_Goal_: Quote the entries that follow exactly, leaving none out.

_Dataset content_:
____________________
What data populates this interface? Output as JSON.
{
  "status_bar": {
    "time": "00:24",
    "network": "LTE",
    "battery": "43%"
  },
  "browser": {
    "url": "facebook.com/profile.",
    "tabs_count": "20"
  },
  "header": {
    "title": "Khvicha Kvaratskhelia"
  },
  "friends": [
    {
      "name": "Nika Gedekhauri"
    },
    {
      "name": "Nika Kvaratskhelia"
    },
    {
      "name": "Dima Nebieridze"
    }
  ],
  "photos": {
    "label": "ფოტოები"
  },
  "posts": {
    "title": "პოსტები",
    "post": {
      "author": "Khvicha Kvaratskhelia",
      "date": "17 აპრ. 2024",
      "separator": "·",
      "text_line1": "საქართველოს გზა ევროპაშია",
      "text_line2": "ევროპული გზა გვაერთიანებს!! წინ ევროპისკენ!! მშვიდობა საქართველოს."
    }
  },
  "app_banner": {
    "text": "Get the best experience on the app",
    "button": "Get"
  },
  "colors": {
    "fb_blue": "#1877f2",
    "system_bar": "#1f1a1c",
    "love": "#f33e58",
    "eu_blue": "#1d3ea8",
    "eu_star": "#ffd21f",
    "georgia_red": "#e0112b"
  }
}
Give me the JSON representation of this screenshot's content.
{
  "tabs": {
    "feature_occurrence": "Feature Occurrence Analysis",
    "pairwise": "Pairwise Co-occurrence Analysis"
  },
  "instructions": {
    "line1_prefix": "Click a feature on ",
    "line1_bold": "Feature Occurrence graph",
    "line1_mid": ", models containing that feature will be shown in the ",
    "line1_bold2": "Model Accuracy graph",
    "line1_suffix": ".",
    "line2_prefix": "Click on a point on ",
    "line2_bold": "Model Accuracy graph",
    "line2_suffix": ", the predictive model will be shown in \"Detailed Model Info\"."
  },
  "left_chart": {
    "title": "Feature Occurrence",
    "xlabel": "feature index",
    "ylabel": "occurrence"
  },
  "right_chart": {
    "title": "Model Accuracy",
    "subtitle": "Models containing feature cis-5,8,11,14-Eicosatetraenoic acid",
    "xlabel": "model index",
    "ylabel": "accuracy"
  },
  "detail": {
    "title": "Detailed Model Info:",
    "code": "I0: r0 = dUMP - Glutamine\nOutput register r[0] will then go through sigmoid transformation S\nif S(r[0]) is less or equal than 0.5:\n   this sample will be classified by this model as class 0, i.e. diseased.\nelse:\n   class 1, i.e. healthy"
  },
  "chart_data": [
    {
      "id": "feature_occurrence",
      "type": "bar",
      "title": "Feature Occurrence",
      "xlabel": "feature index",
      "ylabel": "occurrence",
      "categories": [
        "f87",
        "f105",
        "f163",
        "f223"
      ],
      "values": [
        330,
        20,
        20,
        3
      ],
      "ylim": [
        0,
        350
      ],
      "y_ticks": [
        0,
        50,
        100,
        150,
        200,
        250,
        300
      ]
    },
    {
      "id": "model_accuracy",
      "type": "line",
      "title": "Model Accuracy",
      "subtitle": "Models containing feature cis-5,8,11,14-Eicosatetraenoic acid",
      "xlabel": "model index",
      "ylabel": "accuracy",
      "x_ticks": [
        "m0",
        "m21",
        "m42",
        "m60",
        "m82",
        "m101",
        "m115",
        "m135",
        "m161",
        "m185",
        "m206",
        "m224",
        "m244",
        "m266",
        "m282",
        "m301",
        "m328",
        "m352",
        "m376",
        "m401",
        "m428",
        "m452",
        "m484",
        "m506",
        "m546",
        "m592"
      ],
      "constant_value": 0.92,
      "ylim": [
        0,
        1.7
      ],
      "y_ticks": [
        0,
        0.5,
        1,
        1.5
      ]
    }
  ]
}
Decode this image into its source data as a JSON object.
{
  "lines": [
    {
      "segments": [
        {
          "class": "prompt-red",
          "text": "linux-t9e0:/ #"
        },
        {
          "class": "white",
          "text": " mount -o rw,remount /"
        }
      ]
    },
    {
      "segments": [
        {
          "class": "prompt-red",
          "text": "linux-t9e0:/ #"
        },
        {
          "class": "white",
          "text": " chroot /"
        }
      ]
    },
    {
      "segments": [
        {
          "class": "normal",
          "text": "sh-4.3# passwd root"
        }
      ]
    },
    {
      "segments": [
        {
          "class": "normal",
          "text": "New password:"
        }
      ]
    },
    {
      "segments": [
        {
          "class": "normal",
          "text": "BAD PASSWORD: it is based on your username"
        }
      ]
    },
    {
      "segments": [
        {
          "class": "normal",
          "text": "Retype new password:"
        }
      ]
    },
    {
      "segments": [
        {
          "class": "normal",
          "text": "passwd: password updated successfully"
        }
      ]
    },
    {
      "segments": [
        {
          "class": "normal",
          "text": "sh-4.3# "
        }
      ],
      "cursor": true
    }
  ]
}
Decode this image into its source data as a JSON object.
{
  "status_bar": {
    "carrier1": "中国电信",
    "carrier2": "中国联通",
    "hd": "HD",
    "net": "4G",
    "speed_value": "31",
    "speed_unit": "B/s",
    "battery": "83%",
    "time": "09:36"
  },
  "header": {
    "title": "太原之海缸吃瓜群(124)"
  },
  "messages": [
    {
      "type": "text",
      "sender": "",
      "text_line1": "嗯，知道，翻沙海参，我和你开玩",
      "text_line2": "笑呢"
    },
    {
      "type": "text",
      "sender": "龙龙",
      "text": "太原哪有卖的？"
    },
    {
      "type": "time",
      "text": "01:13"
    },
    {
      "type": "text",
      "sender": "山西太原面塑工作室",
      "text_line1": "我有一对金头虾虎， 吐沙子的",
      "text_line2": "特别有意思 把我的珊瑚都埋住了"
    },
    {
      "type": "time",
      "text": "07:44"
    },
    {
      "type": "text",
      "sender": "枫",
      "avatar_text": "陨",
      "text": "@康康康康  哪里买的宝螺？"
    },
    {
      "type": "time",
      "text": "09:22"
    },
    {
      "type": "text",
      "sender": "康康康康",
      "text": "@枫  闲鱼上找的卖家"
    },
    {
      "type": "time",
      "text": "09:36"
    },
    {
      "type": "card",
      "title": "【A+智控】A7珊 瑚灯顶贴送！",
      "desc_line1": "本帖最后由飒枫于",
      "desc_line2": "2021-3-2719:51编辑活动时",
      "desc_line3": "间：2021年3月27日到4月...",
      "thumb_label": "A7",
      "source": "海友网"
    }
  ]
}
____________________
_Answer to this task_:
What data populates this interface? Output as JSON.
{
  "status_bar": {
    "time": "00:24",
    "network": "LTE",
    "battery": "43%"
  },
  "browser": {
    "url": "facebook.com/profile.",
    "tabs_count": "20"
  },
  "header": {
    "title": "Khvicha Kvaratskhelia"
  },
  "friends": [
    {
      "name": "Nika Gedekhauri"
    },
    {
      "name": "Nika Kvaratskhelia"
    },
    {
      "name": "Dima Nebieridze"
    }
  ],
  "photos": {
    "label": "ფოტოები"
  },
  "posts": {
    "title": "პოსტები",
    "post": {
      "author": "Khvicha Kvaratskhelia",
      "date": "17 აპრ. 2024",
      "separator": "·",
      "text_line1": "საქართველოს გზა ევროპაშია",
      "text_line2": "ევროპული გზა გვაერთიანებს!! წინ ევროპისკენ!! მშვიდობა საქართველოს."
    }
  },
  "app_banner": {
    "text": "Get the best experience on the app",
    "button": "Get"
  },
  "colors": {
    "fb_blue": "#1877f2",
    "system_bar": "#1f1a1c",
    "love": "#f33e58",
    "eu_blue": "#1d3ea8",
    "eu_star": "#ffd21f",
    "georgia_red": "#e0112b"
  }
}
Give me the JSON representation of this screenshot's content.
{
  "tabs": {
    "feature_occurrence": "Feature Occurrence Analysis",
    "pairwise": "Pairwise Co-occurrence Analysis"
  },
  "instructions": {
    "line1_prefix": "Click a feature on ",
    "line1_bold": "Feature Occurrence graph",
    "line1_mid": ", models containing that feature will be shown in the ",
    "line1_bold2": "Model Accuracy graph",
    "line1_suffix": ".",
    "line2_prefix": "Click on a point on ",
    "line2_bold": "Model Accuracy graph",
    "line2_suffix": ", the predictive model will be shown in \"Detailed Model Info\"."
  },
  "left_chart": {
    "title": "Feature Occurrence",
    "xlabel": "feature index",
    "ylabel": "occurrence"
  },
  "right_chart": {
    "title": "Model Accuracy",
    "subtitle": "Models containing feature cis-5,8,11,14-Eicosatetraenoic acid",
    "xlabel": "model index",
    "ylabel": "accuracy"
  },
  "detail": {
    "title": "Detailed Model Info:",
    "code": "I0: r0 = dUMP - Glutamine\nOutput register r[0] will then go through sigmoid transformation S\nif S(r[0]) is less or equal than 0.5:\n   this sample will be classified by this model as class 0, i.e. diseased.\nelse:\n   class 1, i.e. healthy"
  },
  "chart_data": [
    {
      "id": "feature_occurrence",
      "type": "bar",
      "title": "Feature Occurrence",
      "xlabel": "feature index",
      "ylabel": "occurrence",
      "categories": [
        "f87",
        "f105",
        "f163",
        "f223"
      ],
      "values": [
        330,
        20,
        20,
        3
      ],
      "ylim": [
        0,
        350
      ],
      "y_ticks": [
        0,
        50,
        100,
        150,
        200,
        250,
        300
      ]
    },
    {
      "id": "model_accuracy",
      "type": "line",
      "title": "Model Accuracy",
      "subtitle": "Models containing feature cis-5,8,11,14-Eicosatetraenoic acid",
      "xlabel": "model index",
      "ylabel": "accuracy",
      "x_ticks": [
        "m0",
        "m21",
        "m42",
        "m60",
        "m82",
        "m101",
        "m115",
        "m135",
        "m161",
        "m185",
        "m206",
        "m224",
        "m244",
        "m266",
        "m282",
        "m301",
        "m328",
        "m352",
        "m376",
        "m401",
        "m428",
        "m452",
        "m484",
        "m506",
        "m546",
        "m592"
      ],
      "constant_value": 0.92,
      "ylim": [
        0,
        1.7
      ],
      "y_ticks": [
        0,
        0.5,
        1,
        1.5
      ]
    }
  ]
}
Decode this image into its source data as a JSON object.
{
  "lines": [
    {
      "segments": [
        {
          "class": "prompt-red",
          "text": "linux-t9e0:/ #"
        },
        {
          "class": "white",
          "text": " mount -o rw,remount /"
        }
      ]
    },
    {
      "segments": [
        {
          "class": "prompt-red",
          "text": "linux-t9e0:/ #"
        },
        {
          "class": "white",
          "text": " chroot /"
        }
      ]
    },
    {
      "segments": [
        {
          "class": "normal",
          "text": "sh-4.3# passwd root"
        }
      ]
    },
    {
      "segments": [
        {
          "class": "normal",
          "text": "New password:"
        }
      ]
    },
    {
      "segments": [
        {
          "class": "normal",
          "text": "BAD PASSWORD: it is based on your username"
        }
      ]
    },
    {
      "segments": [
        {
          "class": "normal",
          "text": "Retype new password:"
        }
      ]
    },
    {
      "segments": [
        {
          "class": "normal",
          "text": "passwd: password updated successfully"
        }
      ]
    },
    {
      "segments": [
        {
          "class": "normal",
          "text": "sh-4.3# "
        }
      ],
      "cursor": true
    }
  ]
}
Decode this image into its source data as a JSON object.
{
  "status_bar": {
    "carrier1": "中国电信",
    "carrier2": "中国联通",
    "hd": "HD",
    "net": "4G",
    "speed_value": "31",
    "speed_unit": "B/s",
    "battery": "83%",
    "time": "09:36"
  },
  "header": {
    "title": "太原之海缸吃瓜群(124)"
  },
  "messages": [
    {
      "type": "text",
      "sender": "",
      "text_line1": "嗯，知道，翻沙海参，我和你开玩",
      "text_line2": "笑呢"
    },
    {
      "type": "text",
      "sender": "龙龙",
      "text": "太原哪有卖的？"
    },
    {
      "type": "time",
      "text": "01:13"
    },
    {
      "type": "text",
      "sender": "山西太原面塑工作室",
      "text_line1": "我有一对金头虾虎， 吐沙子的",
      "text_line2": "特别有意思 把我的珊瑚都埋住了"
    },
    {
      "type": "time",
      "text": "07:44"
    },
    {
      "type": "text",
      "sender": "枫",
      "avatar_text": "陨",
      "text": "@康康康康  哪里买的宝螺？"
    },
    {
      "type": "time",
      "text": "09:22"
    },
    {
      "type": "text",
      "sender": "康康康康",
      "text": "@枫  闲鱼上找的卖家"
    },
    {
      "type": "time",
      "text": "09:36"
    },
    {
      "type": "card",
      "title": "【A+智控】A7珊 瑚灯顶贴送！",
      "desc_line1": "本帖最后由飒枫于",
      "desc_line2": "2021-3-2719:51编辑活动时",
      "desc_line3": "间：2021年3月27日到4月...",
      "thumb_label": "A7",
      "source": "海友网"
    }
  ]
}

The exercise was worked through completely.